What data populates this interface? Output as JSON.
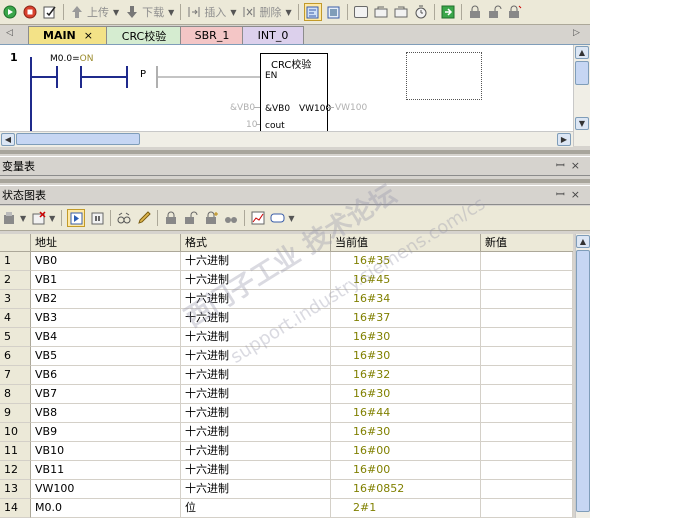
{
  "toolbar": {
    "upload_label": "上传",
    "download_label": "下载",
    "insert_label": "插入",
    "delete_label": "删除"
  },
  "tabs": [
    {
      "label": "MAIN",
      "color": "#f3e287",
      "active": true
    },
    {
      "label": "CRC校验",
      "color": "#d5ecd0"
    },
    {
      "label": "SBR_1",
      "color": "#f4c6c6"
    },
    {
      "label": "INT_0",
      "color": "#dcd0ec"
    }
  ],
  "tab_close": "×",
  "ladder": {
    "network_number": "1",
    "contact_address": "M0.0",
    "contact_eq": "=",
    "contact_state": "ON",
    "p_label": "P",
    "box_title": "CRC校验",
    "en_label": "EN",
    "in_prefix": "&VB0",
    "in_pin": "&VB0",
    "out_pin": "VW100",
    "out_value": "VW100",
    "count_value": "10",
    "count_pin": "cout"
  },
  "panels": {
    "var_table_title": "变量表",
    "status_chart_title": "状态图表",
    "pin_icon": "ꟷ",
    "close_icon": "×"
  },
  "status_table": {
    "columns": [
      "地址",
      "格式",
      "当前值",
      "新值"
    ],
    "rows": [
      {
        "n": "1",
        "addr": "VB0",
        "fmt": "十六进制",
        "cur": "16#35",
        "new": ""
      },
      {
        "n": "2",
        "addr": "VB1",
        "fmt": "十六进制",
        "cur": "16#45",
        "new": ""
      },
      {
        "n": "3",
        "addr": "VB2",
        "fmt": "十六进制",
        "cur": "16#34",
        "new": ""
      },
      {
        "n": "4",
        "addr": "VB3",
        "fmt": "十六进制",
        "cur": "16#37",
        "new": ""
      },
      {
        "n": "5",
        "addr": "VB4",
        "fmt": "十六进制",
        "cur": "16#30",
        "new": ""
      },
      {
        "n": "6",
        "addr": "VB5",
        "fmt": "十六进制",
        "cur": "16#30",
        "new": ""
      },
      {
        "n": "7",
        "addr": "VB6",
        "fmt": "十六进制",
        "cur": "16#32",
        "new": ""
      },
      {
        "n": "8",
        "addr": "VB7",
        "fmt": "十六进制",
        "cur": "16#30",
        "new": ""
      },
      {
        "n": "9",
        "addr": "VB8",
        "fmt": "十六进制",
        "cur": "16#44",
        "new": ""
      },
      {
        "n": "10",
        "addr": "VB9",
        "fmt": "十六进制",
        "cur": "16#30",
        "new": ""
      },
      {
        "n": "11",
        "addr": "VB10",
        "fmt": "十六进制",
        "cur": "16#00",
        "new": ""
      },
      {
        "n": "12",
        "addr": "VB11",
        "fmt": "十六进制",
        "cur": "16#00",
        "new": ""
      },
      {
        "n": "13",
        "addr": "VW100",
        "fmt": "十六进制",
        "cur": "16#0852",
        "new": ""
      },
      {
        "n": "14",
        "addr": "M0.0",
        "fmt": "位",
        "cur": "2#1",
        "new": ""
      }
    ]
  },
  "watermark": {
    "line1": "西门子工业 技术论坛",
    "line2": "support.industry.siemens.com/cs"
  },
  "colors": {
    "accent_current_value": "#808000",
    "ladder_wire": "#1f2a8c"
  }
}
★ ★ ★
* **GIVEN EXERCISE**: Each record above must be returned exactly as written, with its pictures omitted.

* **ANSWER TO THE TASK**:
What data populates this interface? Output as JSON.
{
  "toolbar": {
    "upload_label": "上传",
    "download_label": "下载",
    "insert_label": "插入",
    "delete_label": "删除"
  },
  "tabs": [
    {
      "label": "MAIN",
      "color": "#f3e287",
      "active": true
    },
    {
      "label": "CRC校验",
      "color": "#d5ecd0"
    },
    {
      "label": "SBR_1",
      "color": "#f4c6c6"
    },
    {
      "label": "INT_0",
      "color": "#dcd0ec"
    }
  ],
  "tab_close": "×",
  "ladder": {
    "network_number": "1",
    "contact_address": "M0.0",
    "contact_eq": "=",
    "contact_state": "ON",
    "p_label": "P",
    "box_title": "CRC校验",
    "en_label": "EN",
    "in_prefix": "&VB0",
    "in_pin": "&VB0",
    "out_pin": "VW100",
    "out_value": "VW100",
    "count_value": "10",
    "count_pin": "cout"
  },
  "panels": {
    "var_table_title": "变量表",
    "status_chart_title": "状态图表",
    "pin_icon": "ꟷ",
    "close_icon": "×"
  },
  "status_table": {
    "columns": [
      "地址",
      "格式",
      "当前值",
      "新值"
    ],
    "rows": [
      {
        "n": "1",
        "addr": "VB0",
        "fmt": "十六进制",
        "cur": "16#35",
        "new": ""
      },
      {
        "n": "2",
        "addr": "VB1",
        "fmt": "十六进制",
        "cur": "16#45",
        "new": ""
      },
      {
        "n": "3",
        "addr": "VB2",
        "fmt": "十六进制",
        "cur": "16#34",
        "new": ""
      },
      {
        "n": "4",
        "addr": "VB3",
        "fmt": "十六进制",
        "cur": "16#37",
        "new": ""
      },
      {
        "n": "5",
        "addr": "VB4",
        "fmt": "十六进制",
        "cur": "16#30",
        "new": ""
      },
      {
        "n": "6",
        "addr": "VB5",
        "fmt": "十六进制",
        "cur": "16#30",
        "new": ""
      },
      {
        "n": "7",
        "addr": "VB6",
        "fmt": "十六进制",
        "cur": "16#32",
        "new": ""
      },
      {
        "n": "8",
        "addr": "VB7",
        "fmt": "十六进制",
        "cur": "16#30",
        "new": ""
      },
      {
        "n": "9",
        "addr": "VB8",
        "fmt": "十六进制",
        "cur": "16#44",
        "new": ""
      },
      {
        "n": "10",
        "addr": "VB9",
        "fmt": "十六进制",
        "cur": "16#30",
        "new": ""
      },
      {
        "n": "11",
        "addr": "VB10",
        "fmt": "十六进制",
        "cur": "16#00",
        "new": ""
      },
      {
        "n": "12",
        "addr": "VB11",
        "fmt": "十六进制",
        "cur": "16#00",
        "new": ""
      },
      {
        "n": "13",
        "addr": "VW100",
        "fmt": "十六进制",
        "cur": "16#0852",
        "new": ""
      },
      {
        "n": "14",
        "addr": "M0.0",
        "fmt": "位",
        "cur": "2#1",
        "new": ""
      }
    ]
  },
  "watermark": {
    "line1": "西门子工业 技术论坛",
    "line2": "support.industry.siemens.com/cs"
  },
  "colors": {
    "accent_current_value": "#808000",
    "ladder_wire": "#1f2a8c"
  }
}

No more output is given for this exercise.